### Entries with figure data

--- begin ---

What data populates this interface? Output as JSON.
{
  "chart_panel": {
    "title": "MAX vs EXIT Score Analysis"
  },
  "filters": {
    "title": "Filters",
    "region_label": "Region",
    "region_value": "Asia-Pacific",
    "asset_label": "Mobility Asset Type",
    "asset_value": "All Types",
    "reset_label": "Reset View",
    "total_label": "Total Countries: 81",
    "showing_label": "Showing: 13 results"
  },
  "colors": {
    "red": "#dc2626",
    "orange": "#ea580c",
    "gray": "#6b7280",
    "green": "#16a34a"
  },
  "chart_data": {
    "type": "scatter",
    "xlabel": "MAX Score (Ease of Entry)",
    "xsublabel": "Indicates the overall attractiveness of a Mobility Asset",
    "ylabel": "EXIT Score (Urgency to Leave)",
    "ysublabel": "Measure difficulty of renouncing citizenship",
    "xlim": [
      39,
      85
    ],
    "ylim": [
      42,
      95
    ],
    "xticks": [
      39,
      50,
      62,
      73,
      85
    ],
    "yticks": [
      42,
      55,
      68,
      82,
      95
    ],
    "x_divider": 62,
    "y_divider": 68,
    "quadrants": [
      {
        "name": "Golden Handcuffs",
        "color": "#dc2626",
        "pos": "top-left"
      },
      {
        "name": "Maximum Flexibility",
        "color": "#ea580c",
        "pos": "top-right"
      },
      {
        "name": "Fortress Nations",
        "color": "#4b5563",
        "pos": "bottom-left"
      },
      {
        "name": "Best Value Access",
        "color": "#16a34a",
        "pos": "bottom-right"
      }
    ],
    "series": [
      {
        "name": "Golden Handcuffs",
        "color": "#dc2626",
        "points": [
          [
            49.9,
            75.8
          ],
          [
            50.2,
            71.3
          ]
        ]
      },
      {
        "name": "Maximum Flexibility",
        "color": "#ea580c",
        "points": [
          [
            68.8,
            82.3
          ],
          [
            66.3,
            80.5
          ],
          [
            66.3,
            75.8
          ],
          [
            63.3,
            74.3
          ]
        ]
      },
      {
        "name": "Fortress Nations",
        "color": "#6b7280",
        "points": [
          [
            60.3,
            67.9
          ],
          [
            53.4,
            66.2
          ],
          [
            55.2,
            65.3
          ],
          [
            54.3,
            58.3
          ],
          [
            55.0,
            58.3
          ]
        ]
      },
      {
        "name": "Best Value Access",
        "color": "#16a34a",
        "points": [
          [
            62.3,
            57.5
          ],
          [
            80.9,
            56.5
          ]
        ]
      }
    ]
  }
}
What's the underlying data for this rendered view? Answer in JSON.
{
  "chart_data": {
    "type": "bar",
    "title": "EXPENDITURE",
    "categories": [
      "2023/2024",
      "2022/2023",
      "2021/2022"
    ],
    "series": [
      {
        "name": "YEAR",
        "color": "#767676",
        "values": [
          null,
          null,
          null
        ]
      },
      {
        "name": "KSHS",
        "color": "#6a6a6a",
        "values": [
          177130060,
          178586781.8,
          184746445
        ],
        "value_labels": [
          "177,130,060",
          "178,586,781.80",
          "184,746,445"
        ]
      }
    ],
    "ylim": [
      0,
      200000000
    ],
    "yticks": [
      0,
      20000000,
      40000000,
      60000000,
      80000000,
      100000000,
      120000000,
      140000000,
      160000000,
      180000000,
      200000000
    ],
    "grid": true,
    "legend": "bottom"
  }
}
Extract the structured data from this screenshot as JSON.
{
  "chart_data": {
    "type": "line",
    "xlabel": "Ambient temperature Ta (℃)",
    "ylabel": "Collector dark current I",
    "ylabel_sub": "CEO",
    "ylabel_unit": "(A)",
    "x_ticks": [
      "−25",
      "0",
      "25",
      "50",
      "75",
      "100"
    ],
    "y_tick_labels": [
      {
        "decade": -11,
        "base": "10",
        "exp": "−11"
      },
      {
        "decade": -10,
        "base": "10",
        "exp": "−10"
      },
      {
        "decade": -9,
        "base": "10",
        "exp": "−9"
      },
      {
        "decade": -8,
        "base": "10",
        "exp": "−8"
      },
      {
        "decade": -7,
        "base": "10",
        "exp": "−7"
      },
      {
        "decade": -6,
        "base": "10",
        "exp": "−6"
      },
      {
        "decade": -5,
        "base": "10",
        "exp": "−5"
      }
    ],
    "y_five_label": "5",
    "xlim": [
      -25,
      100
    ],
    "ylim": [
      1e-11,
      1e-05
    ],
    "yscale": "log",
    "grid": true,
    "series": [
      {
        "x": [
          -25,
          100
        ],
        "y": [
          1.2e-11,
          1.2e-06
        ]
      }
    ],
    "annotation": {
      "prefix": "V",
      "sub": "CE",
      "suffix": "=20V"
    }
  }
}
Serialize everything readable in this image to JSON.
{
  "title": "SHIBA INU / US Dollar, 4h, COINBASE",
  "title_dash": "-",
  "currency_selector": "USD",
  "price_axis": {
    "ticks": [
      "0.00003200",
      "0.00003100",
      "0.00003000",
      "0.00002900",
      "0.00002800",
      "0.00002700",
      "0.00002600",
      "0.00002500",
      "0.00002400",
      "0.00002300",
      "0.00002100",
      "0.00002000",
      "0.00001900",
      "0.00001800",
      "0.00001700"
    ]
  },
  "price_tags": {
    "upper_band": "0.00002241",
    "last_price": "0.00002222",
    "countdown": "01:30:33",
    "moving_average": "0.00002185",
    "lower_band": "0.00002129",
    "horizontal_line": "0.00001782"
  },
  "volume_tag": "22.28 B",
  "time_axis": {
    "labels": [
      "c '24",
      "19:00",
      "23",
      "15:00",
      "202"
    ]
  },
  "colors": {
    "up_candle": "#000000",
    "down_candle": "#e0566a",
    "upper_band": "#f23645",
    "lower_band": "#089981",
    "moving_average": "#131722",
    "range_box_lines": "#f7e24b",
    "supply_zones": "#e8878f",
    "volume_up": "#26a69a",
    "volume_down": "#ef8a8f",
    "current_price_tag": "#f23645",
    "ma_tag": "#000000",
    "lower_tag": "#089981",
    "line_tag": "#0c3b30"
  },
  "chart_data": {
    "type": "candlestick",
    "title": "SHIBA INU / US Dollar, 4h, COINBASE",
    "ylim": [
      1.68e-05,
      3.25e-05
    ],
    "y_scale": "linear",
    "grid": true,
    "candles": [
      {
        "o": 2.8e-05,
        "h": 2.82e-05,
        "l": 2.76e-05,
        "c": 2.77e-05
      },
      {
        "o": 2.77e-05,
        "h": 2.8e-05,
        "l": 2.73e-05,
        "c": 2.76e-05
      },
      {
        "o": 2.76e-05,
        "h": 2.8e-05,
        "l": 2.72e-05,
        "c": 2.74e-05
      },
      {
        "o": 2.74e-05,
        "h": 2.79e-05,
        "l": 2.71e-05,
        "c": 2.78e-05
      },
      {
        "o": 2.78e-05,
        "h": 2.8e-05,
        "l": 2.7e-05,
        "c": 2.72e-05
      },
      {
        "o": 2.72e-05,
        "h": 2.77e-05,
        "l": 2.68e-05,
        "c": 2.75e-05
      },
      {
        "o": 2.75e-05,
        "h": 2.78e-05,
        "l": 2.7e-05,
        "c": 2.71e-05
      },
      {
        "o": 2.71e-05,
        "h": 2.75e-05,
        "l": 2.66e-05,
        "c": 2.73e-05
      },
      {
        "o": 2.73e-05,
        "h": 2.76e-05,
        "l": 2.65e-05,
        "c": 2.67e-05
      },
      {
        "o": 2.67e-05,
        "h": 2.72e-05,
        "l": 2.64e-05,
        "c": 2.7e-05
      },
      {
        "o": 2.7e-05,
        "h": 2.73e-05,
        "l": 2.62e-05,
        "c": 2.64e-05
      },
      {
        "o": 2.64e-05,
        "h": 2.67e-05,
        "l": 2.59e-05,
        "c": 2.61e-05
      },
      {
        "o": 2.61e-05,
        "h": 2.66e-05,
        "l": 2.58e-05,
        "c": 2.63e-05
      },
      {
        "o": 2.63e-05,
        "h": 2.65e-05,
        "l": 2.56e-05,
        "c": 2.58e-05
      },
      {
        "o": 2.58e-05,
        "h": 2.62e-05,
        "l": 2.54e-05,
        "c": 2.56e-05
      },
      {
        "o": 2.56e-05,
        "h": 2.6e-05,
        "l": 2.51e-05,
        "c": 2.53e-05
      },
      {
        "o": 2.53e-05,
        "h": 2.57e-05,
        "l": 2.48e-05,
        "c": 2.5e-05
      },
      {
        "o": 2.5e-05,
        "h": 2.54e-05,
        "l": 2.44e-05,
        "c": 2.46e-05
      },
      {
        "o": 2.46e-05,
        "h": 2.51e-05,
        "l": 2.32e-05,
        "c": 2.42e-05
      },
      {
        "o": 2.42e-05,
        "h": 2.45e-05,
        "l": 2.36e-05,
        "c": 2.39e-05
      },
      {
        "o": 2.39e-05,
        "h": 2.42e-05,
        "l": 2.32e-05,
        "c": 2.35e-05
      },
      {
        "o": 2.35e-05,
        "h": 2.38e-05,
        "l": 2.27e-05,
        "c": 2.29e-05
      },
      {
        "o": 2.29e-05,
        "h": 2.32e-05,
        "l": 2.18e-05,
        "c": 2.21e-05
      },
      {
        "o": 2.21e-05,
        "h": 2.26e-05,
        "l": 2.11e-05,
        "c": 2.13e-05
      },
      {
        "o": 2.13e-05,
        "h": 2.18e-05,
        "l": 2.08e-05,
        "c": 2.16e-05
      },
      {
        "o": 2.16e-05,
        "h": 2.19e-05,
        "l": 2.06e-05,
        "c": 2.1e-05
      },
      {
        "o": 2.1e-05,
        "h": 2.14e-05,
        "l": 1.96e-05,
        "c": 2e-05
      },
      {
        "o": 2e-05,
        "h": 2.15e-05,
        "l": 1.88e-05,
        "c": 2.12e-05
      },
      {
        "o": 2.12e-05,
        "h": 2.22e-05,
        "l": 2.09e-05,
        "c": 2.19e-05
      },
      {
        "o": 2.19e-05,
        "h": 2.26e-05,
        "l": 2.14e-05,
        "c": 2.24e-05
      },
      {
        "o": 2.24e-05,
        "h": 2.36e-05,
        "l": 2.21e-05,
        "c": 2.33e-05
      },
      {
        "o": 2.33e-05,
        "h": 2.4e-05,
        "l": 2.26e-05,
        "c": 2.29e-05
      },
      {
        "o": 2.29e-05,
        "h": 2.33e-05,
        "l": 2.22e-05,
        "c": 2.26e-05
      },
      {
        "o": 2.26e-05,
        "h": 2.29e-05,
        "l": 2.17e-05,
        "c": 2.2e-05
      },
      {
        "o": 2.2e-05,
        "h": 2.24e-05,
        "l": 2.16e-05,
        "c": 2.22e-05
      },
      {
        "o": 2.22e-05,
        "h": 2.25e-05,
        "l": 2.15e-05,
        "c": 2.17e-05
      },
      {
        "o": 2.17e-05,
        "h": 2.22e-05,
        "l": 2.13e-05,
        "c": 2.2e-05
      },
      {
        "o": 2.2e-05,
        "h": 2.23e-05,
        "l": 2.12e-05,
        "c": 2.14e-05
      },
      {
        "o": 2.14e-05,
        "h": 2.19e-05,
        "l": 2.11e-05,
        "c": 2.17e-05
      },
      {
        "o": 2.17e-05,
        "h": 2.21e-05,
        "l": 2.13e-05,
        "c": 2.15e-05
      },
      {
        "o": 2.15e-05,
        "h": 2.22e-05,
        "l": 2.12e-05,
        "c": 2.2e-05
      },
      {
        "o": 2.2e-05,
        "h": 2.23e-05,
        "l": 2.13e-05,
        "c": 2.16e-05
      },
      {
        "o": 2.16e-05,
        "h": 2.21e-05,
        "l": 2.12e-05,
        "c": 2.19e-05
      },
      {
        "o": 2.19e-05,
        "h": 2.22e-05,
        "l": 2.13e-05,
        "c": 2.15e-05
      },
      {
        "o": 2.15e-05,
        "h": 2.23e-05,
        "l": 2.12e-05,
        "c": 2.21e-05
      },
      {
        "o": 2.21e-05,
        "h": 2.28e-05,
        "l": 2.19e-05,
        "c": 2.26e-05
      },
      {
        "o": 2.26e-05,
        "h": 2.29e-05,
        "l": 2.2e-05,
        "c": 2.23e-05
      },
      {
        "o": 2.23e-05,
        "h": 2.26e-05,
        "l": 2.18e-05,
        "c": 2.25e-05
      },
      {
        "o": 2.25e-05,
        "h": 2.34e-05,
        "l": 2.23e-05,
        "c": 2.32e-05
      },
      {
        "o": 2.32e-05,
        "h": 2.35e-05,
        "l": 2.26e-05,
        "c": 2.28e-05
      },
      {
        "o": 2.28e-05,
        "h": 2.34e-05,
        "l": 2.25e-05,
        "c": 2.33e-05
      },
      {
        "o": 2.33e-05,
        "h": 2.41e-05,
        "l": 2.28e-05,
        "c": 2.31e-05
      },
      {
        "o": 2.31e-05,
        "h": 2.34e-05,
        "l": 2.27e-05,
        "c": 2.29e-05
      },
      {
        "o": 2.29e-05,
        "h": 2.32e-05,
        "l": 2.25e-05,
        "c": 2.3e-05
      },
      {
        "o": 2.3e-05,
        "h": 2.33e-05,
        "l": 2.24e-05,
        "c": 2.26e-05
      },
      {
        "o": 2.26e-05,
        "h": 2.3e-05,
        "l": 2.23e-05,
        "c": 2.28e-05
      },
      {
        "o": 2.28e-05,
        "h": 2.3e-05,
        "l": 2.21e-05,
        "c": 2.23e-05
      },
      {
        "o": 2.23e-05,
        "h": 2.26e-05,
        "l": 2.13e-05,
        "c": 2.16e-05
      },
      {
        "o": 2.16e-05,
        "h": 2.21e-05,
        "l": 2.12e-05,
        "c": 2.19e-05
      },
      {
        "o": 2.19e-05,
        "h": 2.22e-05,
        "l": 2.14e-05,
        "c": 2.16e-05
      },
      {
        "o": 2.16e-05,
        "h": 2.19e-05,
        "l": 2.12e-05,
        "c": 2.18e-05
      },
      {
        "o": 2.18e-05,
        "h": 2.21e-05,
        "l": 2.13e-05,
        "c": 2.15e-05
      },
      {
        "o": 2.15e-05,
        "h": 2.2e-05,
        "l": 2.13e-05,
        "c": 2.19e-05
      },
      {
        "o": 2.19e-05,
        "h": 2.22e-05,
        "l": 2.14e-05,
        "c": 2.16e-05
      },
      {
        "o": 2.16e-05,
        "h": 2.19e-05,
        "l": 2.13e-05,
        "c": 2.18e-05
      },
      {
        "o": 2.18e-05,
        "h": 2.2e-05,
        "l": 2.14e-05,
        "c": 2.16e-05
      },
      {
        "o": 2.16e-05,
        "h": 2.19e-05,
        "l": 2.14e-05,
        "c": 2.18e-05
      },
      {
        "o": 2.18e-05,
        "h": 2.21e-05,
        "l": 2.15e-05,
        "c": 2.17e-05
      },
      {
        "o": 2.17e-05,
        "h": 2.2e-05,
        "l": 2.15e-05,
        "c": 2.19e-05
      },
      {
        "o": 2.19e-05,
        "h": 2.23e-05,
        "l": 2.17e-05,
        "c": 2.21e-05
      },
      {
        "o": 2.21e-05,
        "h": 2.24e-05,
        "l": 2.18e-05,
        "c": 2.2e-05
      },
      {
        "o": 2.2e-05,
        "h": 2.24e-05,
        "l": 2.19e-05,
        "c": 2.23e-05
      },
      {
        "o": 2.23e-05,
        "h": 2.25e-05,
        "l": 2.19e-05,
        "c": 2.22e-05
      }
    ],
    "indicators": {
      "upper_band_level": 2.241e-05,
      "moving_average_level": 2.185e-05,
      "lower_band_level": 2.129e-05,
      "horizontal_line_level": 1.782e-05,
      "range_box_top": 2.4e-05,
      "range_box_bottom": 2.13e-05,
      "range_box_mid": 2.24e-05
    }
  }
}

--- end ---

From the entries above, select each line containing the string "Score".

### Completed exercise
    "title": "MAX vs EXIT Score Analysis"
    "xlabel": "MAX Score (Ease of Entry)",
    "ylabel": "EXIT Score (Urgency to Leave)",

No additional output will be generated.